Answer with one number: the count of lines in the listing below that hold the word "برقم".

··· Records to use

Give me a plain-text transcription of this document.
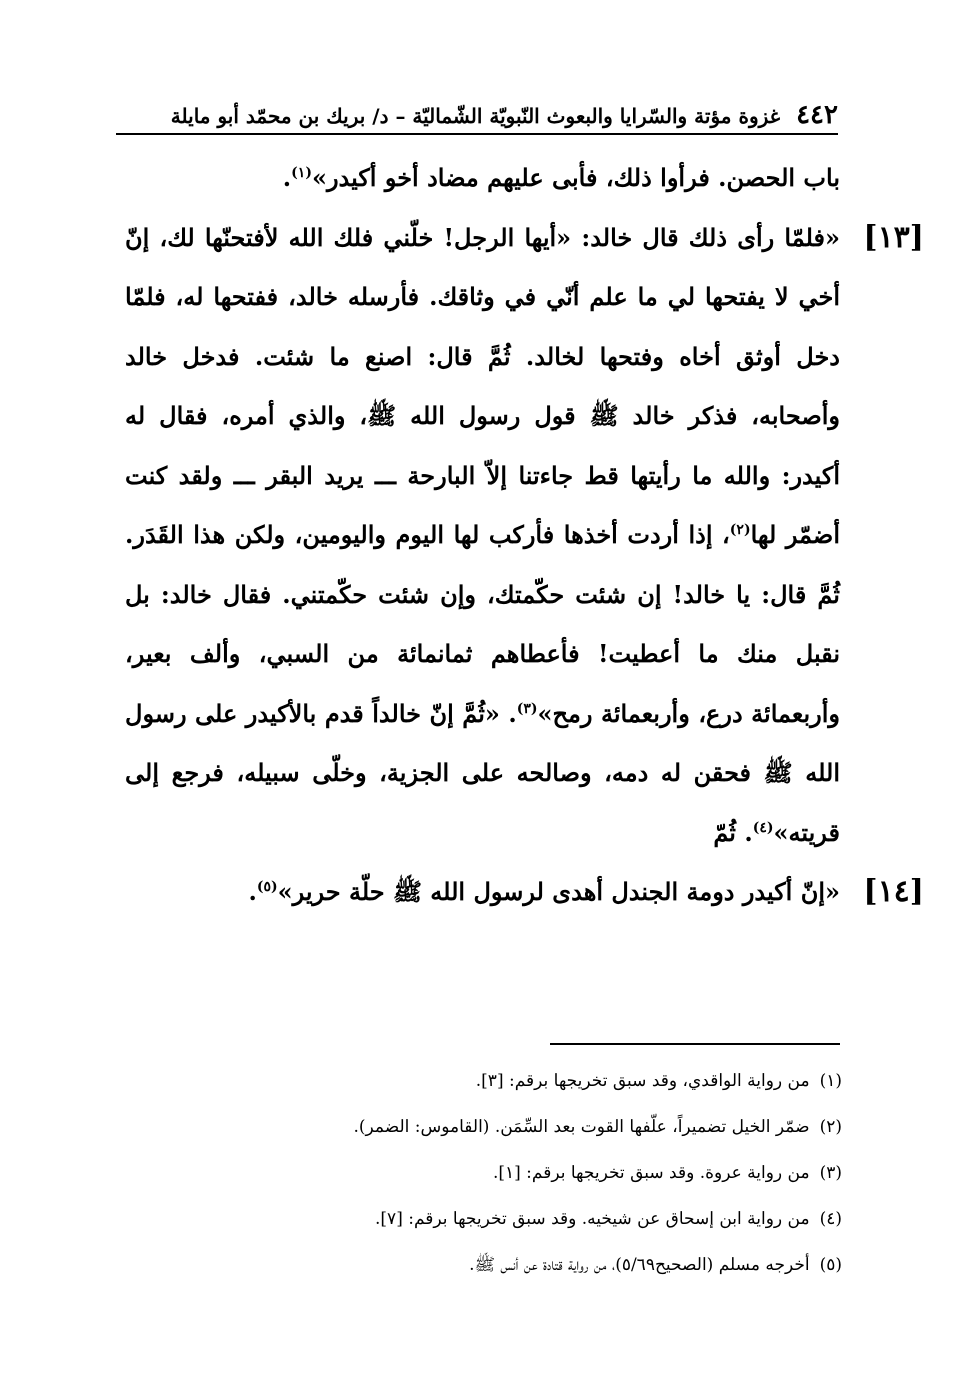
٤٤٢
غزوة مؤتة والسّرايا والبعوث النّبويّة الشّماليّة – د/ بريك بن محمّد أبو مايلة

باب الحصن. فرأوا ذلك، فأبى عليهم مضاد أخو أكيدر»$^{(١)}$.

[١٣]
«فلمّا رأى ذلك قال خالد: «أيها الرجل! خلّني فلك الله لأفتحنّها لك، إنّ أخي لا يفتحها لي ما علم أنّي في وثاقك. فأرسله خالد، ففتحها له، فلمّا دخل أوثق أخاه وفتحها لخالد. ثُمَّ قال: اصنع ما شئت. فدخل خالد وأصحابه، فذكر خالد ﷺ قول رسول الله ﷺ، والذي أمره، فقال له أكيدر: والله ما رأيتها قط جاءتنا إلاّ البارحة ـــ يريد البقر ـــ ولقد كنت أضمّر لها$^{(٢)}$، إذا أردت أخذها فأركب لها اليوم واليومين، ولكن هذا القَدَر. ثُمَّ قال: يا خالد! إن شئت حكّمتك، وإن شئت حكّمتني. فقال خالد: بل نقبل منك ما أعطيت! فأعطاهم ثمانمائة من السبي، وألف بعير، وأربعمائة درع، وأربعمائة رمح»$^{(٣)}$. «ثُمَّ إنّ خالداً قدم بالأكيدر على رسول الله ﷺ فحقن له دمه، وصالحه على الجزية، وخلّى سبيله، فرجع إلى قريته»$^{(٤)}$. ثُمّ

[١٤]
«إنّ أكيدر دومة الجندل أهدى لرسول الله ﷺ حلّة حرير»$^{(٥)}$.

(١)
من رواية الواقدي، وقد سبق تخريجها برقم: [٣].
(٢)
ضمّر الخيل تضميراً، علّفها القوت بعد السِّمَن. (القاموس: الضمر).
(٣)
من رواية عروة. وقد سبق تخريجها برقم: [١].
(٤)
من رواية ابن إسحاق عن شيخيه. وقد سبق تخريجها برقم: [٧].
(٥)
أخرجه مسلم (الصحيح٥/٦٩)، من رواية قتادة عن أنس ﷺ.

······

Complete answer:
3